STATED PROBLEM A: Copy the message below about the governance PEP vote in full, word for word.
>> BEGIN PASSAGE
[python-committers] Timeline to vote for a governance PEP

Paul Moore p.f.moore at gmail.com
Sun Nov 4 13:53:03 EST 2018


On Sun, 4 Nov 2018 at 15:25, Steve Dower <steve.dower at python.org> wrote:
> For example, right now, I'm leaning towards 8013, 8010, 8016, 8011,
> 8012, 8015, 8014. But since some are still in flux (particularly 8016),
> that could change. And my core rationale is basically how likely we are
> to be able to fill the roles created by the model.

As one example of my confusion here,
https://www.python.org/dev/peps/pep-8016/ is currently a 404. So where
are you seeing something you can express a preference on? Presumably
you're looking at the raw data in github?

I have limited time, and I feel like we were promised a deadline after
which we could review what was being proposed, and discuss the
proposals in a public forum. After that, there would be a vote. But at
this point in time, I'm confused about:

1. When the proposals will be finalised and published.
2. Where the discussion(s) will be taking place.
>> END PASSAGE
>> BEGIN ENTRIES SHOWN
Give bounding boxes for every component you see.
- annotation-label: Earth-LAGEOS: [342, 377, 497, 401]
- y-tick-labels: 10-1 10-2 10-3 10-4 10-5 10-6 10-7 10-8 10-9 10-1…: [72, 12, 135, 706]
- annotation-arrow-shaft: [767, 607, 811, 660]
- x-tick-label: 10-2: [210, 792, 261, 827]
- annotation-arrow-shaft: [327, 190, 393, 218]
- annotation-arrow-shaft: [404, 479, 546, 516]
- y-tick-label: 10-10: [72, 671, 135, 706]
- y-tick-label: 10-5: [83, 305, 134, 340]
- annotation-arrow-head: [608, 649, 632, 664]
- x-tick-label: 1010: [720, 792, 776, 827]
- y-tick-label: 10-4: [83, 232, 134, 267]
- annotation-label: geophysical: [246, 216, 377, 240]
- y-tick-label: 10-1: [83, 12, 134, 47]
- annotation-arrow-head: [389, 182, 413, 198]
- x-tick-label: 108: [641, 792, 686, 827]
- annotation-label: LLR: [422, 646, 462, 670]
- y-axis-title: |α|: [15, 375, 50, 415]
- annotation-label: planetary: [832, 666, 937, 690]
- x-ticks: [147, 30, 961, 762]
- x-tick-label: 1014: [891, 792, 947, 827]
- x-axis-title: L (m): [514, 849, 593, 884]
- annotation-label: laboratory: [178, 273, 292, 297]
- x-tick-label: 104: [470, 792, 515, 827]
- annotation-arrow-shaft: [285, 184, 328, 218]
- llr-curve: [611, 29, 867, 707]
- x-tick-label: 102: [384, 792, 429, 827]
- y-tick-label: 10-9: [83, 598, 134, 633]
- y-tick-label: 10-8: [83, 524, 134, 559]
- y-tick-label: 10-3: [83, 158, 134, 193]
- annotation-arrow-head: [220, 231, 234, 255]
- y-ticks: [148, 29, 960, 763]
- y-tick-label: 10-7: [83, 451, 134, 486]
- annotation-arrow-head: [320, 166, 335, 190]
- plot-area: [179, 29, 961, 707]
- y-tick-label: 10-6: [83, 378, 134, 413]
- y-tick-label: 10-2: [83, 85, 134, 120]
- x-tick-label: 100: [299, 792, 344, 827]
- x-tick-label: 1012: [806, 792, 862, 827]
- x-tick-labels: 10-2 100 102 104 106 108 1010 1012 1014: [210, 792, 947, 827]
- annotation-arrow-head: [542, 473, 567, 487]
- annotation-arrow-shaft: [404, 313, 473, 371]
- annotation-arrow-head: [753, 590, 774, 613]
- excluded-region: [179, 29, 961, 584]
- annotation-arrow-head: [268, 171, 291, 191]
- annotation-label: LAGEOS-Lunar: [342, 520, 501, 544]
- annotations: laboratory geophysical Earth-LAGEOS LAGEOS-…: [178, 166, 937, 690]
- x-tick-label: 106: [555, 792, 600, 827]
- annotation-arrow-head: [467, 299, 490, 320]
>> END ENTRIES SHOWN
STATED PROBLEM B: Repeat, verbatim, everything in the records above from their first line down to the line containing "- x-tick-label: 10-2: [210, 792, 261, 827]", with both of those lines included.

RIGHT ANSWER A:
[python-committers] Timeline to vote for a governance PEP

Paul Moore p.f.moore at gmail.com
Sun Nov 4 13:53:03 EST 2018


On Sun, 4 Nov 2018 at 15:25, Steve Dower <steve.dower at python.org> wrote:
> For example, right now, I'm leaning towards 8013, 8010, 8016, 8011,
> 8012, 8015, 8014. But since some are still in flux (particularly 8016),
> that could change. And my core rationale is basically how likely we are
> to be able to fill the roles created by the model.

As one example of my confusion here,
https://www.python.org/dev/peps/pep-8016/ is currently a 404. So where
are you seeing something you can express a preference on? Presumably
you're looking at the raw data in github?

I have limited time, and I feel like we were promised a deadline after
which we could review what was being proposed, and discuss the
proposals in a public forum. After that, there would be a vote. But at
this point in time, I'm confused about:

1. When the proposals will be finalised and published.
2. Where the discussion(s) will be taking place.

RIGHT ANSWER B:
Give bounding boxes for every component you see.
- annotation-label: Earth-LAGEOS: [342, 377, 497, 401]
- y-tick-labels: 10-1 10-2 10-3 10-4 10-5 10-6 10-7 10-8 10-9 10-1…: [72, 12, 135, 706]
- annotation-arrow-shaft: [767, 607, 811, 660]
- x-tick-label: 10-2: [210, 792, 261, 827]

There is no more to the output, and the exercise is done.